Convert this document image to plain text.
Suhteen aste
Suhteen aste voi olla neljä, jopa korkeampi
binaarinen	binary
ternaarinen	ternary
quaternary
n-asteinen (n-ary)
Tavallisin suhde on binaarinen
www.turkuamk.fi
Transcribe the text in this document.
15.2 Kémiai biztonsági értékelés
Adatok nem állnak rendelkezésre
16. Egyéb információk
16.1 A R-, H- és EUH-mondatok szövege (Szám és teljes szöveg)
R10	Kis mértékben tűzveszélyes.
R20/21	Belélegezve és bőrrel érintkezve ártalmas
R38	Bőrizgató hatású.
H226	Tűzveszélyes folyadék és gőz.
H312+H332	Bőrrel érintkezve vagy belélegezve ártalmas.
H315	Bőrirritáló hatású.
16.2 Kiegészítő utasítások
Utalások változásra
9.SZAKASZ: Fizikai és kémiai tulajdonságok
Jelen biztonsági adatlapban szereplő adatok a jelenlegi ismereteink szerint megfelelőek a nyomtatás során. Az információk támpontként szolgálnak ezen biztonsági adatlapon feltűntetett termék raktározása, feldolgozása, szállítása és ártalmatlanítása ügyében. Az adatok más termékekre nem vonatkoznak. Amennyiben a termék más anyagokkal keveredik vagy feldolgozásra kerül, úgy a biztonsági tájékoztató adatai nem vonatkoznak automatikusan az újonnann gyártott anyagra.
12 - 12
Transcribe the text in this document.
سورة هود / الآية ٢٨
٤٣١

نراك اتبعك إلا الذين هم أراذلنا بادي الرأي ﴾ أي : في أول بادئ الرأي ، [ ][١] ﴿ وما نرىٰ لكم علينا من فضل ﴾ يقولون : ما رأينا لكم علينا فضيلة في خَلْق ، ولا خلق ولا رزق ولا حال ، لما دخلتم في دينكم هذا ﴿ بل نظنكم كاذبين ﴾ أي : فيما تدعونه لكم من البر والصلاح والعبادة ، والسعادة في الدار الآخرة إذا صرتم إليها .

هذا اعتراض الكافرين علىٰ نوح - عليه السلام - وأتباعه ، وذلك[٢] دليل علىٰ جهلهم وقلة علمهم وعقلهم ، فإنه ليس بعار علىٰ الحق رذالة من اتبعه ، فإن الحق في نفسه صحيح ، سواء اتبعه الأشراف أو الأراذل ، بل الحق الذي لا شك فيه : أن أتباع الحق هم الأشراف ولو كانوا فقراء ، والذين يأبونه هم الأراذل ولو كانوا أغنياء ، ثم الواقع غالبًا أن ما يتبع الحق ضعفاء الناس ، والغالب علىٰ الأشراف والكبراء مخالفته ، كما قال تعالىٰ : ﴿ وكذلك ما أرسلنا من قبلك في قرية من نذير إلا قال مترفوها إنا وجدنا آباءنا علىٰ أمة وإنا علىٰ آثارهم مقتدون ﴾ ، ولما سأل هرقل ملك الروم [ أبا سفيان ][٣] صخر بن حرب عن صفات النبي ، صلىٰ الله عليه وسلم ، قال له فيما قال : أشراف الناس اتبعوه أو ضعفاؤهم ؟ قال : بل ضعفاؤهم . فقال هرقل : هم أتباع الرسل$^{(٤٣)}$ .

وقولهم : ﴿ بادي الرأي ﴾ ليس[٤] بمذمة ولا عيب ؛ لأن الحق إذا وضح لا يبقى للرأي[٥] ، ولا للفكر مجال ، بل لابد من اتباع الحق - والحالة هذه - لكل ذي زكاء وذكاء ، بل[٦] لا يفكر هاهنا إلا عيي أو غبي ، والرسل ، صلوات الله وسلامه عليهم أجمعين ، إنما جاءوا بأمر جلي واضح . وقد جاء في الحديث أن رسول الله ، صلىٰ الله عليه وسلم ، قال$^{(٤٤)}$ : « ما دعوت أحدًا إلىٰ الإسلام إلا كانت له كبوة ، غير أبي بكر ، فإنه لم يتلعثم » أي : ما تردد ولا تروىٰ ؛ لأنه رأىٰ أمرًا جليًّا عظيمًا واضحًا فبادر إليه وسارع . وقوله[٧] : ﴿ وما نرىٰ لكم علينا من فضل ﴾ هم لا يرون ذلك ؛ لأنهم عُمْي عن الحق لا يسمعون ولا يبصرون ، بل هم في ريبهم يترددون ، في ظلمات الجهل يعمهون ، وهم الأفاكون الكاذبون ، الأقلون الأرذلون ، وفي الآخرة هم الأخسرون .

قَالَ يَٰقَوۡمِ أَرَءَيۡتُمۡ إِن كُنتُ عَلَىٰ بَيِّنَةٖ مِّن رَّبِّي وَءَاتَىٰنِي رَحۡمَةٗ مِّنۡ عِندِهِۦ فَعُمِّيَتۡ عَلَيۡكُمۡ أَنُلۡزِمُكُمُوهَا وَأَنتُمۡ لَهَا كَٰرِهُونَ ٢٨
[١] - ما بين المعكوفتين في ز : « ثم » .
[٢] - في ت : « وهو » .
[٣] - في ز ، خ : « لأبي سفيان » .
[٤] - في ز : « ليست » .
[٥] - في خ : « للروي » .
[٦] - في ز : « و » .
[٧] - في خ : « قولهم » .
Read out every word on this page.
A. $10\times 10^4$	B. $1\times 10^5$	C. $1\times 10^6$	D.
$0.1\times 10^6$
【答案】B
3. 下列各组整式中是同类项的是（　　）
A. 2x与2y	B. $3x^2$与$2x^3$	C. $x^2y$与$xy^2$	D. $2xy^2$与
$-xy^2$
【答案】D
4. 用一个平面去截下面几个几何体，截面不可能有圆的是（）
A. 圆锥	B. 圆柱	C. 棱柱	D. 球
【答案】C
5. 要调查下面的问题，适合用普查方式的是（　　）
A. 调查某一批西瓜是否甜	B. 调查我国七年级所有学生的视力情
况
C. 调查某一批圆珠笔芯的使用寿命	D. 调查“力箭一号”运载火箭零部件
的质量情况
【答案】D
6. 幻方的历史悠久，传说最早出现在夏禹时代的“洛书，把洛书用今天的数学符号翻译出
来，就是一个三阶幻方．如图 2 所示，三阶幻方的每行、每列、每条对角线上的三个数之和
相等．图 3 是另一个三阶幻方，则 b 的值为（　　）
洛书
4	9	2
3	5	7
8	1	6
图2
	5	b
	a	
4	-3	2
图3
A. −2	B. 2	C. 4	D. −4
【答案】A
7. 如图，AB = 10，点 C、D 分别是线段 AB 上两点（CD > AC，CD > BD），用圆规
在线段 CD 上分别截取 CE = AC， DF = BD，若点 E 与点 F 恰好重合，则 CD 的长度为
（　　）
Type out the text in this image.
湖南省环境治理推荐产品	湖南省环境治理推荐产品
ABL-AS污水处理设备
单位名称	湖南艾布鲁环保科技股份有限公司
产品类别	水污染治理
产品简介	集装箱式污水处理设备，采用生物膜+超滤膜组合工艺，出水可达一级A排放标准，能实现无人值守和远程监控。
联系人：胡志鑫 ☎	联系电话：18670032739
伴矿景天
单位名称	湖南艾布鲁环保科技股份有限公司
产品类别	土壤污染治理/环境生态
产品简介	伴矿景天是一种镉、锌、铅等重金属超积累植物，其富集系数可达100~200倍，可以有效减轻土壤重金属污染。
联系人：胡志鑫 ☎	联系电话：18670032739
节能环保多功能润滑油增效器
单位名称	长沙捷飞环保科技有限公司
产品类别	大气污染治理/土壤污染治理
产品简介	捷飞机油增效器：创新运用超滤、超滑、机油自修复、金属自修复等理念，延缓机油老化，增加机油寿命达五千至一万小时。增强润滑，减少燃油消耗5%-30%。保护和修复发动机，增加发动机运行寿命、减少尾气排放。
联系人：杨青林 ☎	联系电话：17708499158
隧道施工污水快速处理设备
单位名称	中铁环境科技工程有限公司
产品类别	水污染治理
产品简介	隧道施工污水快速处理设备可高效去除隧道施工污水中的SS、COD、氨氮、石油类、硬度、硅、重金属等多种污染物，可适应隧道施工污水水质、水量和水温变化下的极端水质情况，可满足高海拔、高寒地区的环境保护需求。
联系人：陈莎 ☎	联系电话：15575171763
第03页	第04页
==*==
• _Work to complete_
Beginning at the line that holds "Read out every word on this page.", write out word for word each line through the end of the records.

• _The completed task_
Read out every word on this page.
A. $10\times 10^4$	B. $1\times 10^5$	C. $1\times 10^6$	D.
$0.1\times 10^6$
【答案】B
3. 下列各组整式中是同类项的是（　　）
A. 2x与2y	B. $3x^2$与$2x^3$	C. $x^2y$与$xy^2$	D. $2xy^2$与
$-xy^2$
【答案】D
4. 用一个平面去截下面几个几何体，截面不可能有圆的是（）
A. 圆锥	B. 圆柱	C. 棱柱	D. 球
【答案】C
5. 要调查下面的问题，适合用普查方式的是（　　）
A. 调查某一批西瓜是否甜	B. 调查我国七年级所有学生的视力情
况
C. 调查某一批圆珠笔芯的使用寿命	D. 调查“力箭一号”运载火箭零部件
的质量情况
【答案】D
6. 幻方的历史悠久，传说最早出现在夏禹时代的“洛书，把洛书用今天的数学符号翻译出
来，就是一个三阶幻方．如图 2 所示，三阶幻方的每行、每列、每条对角线上的三个数之和
相等．图 3 是另一个三阶幻方，则 b 的值为（　　）
洛书
4	9	2
3	5	7
8	1	6
图2
	5	b
	a	
4	-3	2
图3
A. −2	B. 2	C. 4	D. −4
【答案】A
7. 如图，AB = 10，点 C、D 分别是线段 AB 上两点（CD > AC，CD > BD），用圆规
在线段 CD 上分别截取 CE = AC， DF = BD，若点 E 与点 F 恰好重合，则 CD 的长度为
（　　）
Type out the text in this image.
湖南省环境治理推荐产品	湖南省环境治理推荐产品
ABL-AS污水处理设备
单位名称	湖南艾布鲁环保科技股份有限公司
产品类别	水污染治理
产品简介	集装箱式污水处理设备，采用生物膜+超滤膜组合工艺，出水可达一级A排放标准，能实现无人值守和远程监控。
联系人：胡志鑫 ☎	联系电话：18670032739
伴矿景天
单位名称	湖南艾布鲁环保科技股份有限公司
产品类别	土壤污染治理/环境生态
产品简介	伴矿景天是一种镉、锌、铅等重金属超积累植物，其富集系数可达100~200倍，可以有效减轻土壤重金属污染。
联系人：胡志鑫 ☎	联系电话：18670032739
节能环保多功能润滑油增效器
单位名称	长沙捷飞环保科技有限公司
产品类别	大气污染治理/土壤污染治理
产品简介	捷飞机油增效器：创新运用超滤、超滑、机油自修复、金属自修复等理念，延缓机油老化，增加机油寿命达五千至一万小时。增强润滑，减少燃油消耗5%-30%。保护和修复发动机，增加发动机运行寿命、减少尾气排放。
联系人：杨青林 ☎	联系电话：17708499158
隧道施工污水快速处理设备
单位名称	中铁环境科技工程有限公司
产品类别	水污染治理
产品简介	隧道施工污水快速处理设备可高效去除隧道施工污水中的SS、COD、氨氮、石油类、硬度、硅、重金属等多种污染物，可适应隧道施工污水水质、水量和水温变化下的极端水质情况，可满足高海拔、高寒地区的环境保护需求。
联系人：陈莎 ☎	联系电话：15575171763
第03页	第04页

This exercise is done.